§ **PROMPT**: Scan the records below. List lines holding "text".

(Extracts from a graphics dataset)

———

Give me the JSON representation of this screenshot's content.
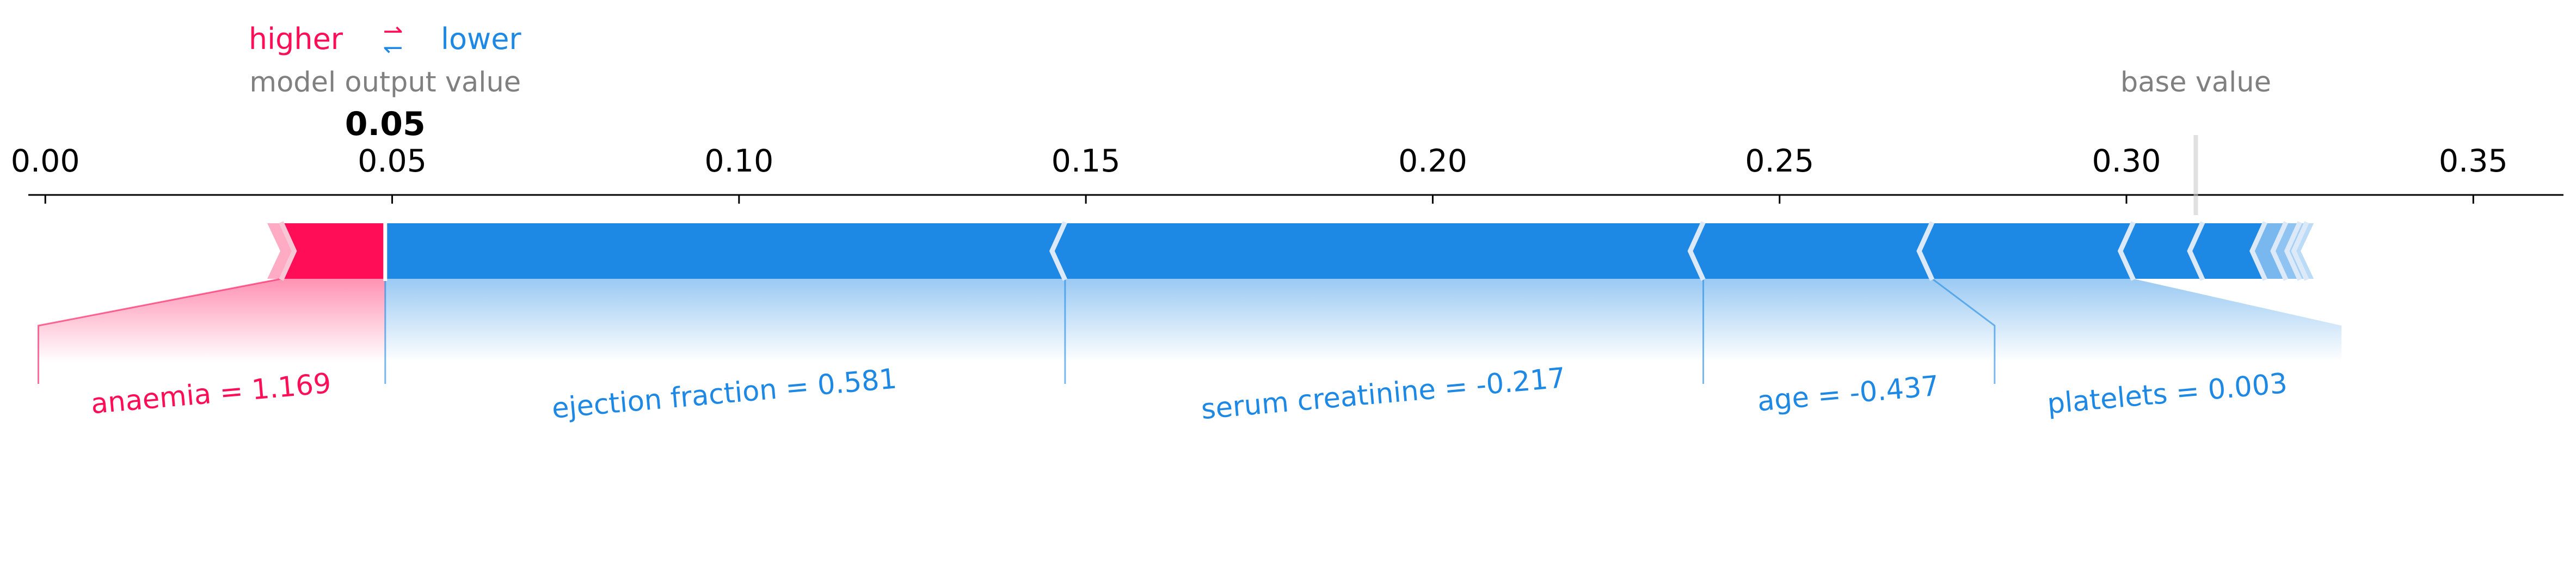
{
  "legend": {
    "higher": "higher",
    "arrows_icon": "swap-arrows-icon",
    "lower": "lower"
  },
  "labels": {
    "model_output": "model output value",
    "base_value": "base value",
    "output_value": "0.05"
  },
  "colors": {
    "positive": "#ff0d57",
    "negative": "#1e88e5",
    "axis": "#000000",
    "grey": "#808080"
  },
  "chart_data": {
    "type": "force",
    "xlim": [
      -0.003,
      0.363
    ],
    "ticks": [
      0.0,
      0.05,
      0.1,
      0.15,
      0.2,
      0.25,
      0.3,
      0.35
    ],
    "tick_labels": [
      "0.00",
      "0.05",
      "0.10",
      "0.15",
      "0.20",
      "0.25",
      "0.30",
      "0.35"
    ],
    "base_value": 0.31,
    "output_value": 0.049,
    "positive_segments": [
      {
        "label": "anaemia = 1.169",
        "start": 0.034,
        "end": 0.049
      },
      {
        "label": "",
        "start": 0.032,
        "end": 0.034
      }
    ],
    "negative_segments": [
      {
        "label": "ejection fraction = 0.581",
        "start": 0.049,
        "end": 0.147
      },
      {
        "label": "serum creatinine = -0.217",
        "start": 0.147,
        "end": 0.239
      },
      {
        "label": "age = -0.437",
        "start": 0.239,
        "end": 0.272
      },
      {
        "label": "platelets = 0.003",
        "start": 0.272,
        "end": 0.301
      },
      {
        "label": "",
        "start": 0.301,
        "end": 0.311
      },
      {
        "label": "",
        "start": 0.311,
        "end": 0.32
      },
      {
        "label": "",
        "start": 0.32,
        "end": 0.323
      },
      {
        "label": "",
        "start": 0.323,
        "end": 0.325
      },
      {
        "label": "",
        "start": 0.325,
        "end": 0.326
      },
      {
        "label": "",
        "start": 0.326,
        "end": 0.327
      }
    ],
    "feature_labels": [
      {
        "text": "anaemia = 1.169",
        "effect": "positive",
        "segment_start": 0.034,
        "segment_end": 0.049,
        "anchor_x": [
          -0.001,
          0.049
        ]
      },
      {
        "text": "ejection fraction = 0.581",
        "effect": "negative",
        "segment_start": 0.049,
        "segment_end": 0.147,
        "anchor_x": [
          0.049,
          0.147
        ]
      },
      {
        "text": "serum creatinine = -0.217",
        "effect": "negative",
        "segment_start": 0.147,
        "segment_end": 0.239,
        "anchor_x": [
          0.147,
          0.239
        ]
      },
      {
        "text": "age = -0.437",
        "effect": "negative",
        "segment_start": 0.239,
        "segment_end": 0.272,
        "anchor_x": [
          0.239,
          0.281
        ]
      },
      {
        "text": "platelets = 0.003",
        "effect": "negative",
        "segment_start": 0.272,
        "segment_end": 0.301,
        "anchor_x": [
          0.281,
          0.331
        ]
      }
    ]
  }
}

———

§ **TASK RESULT**:
        "text": "anaemia = 1.169",
        "text": "ejection fraction = 0.581",
        "text": "serum creatinine = -0.217",
        "text": "age = -0.437",
        "text": "platelets = 0.003",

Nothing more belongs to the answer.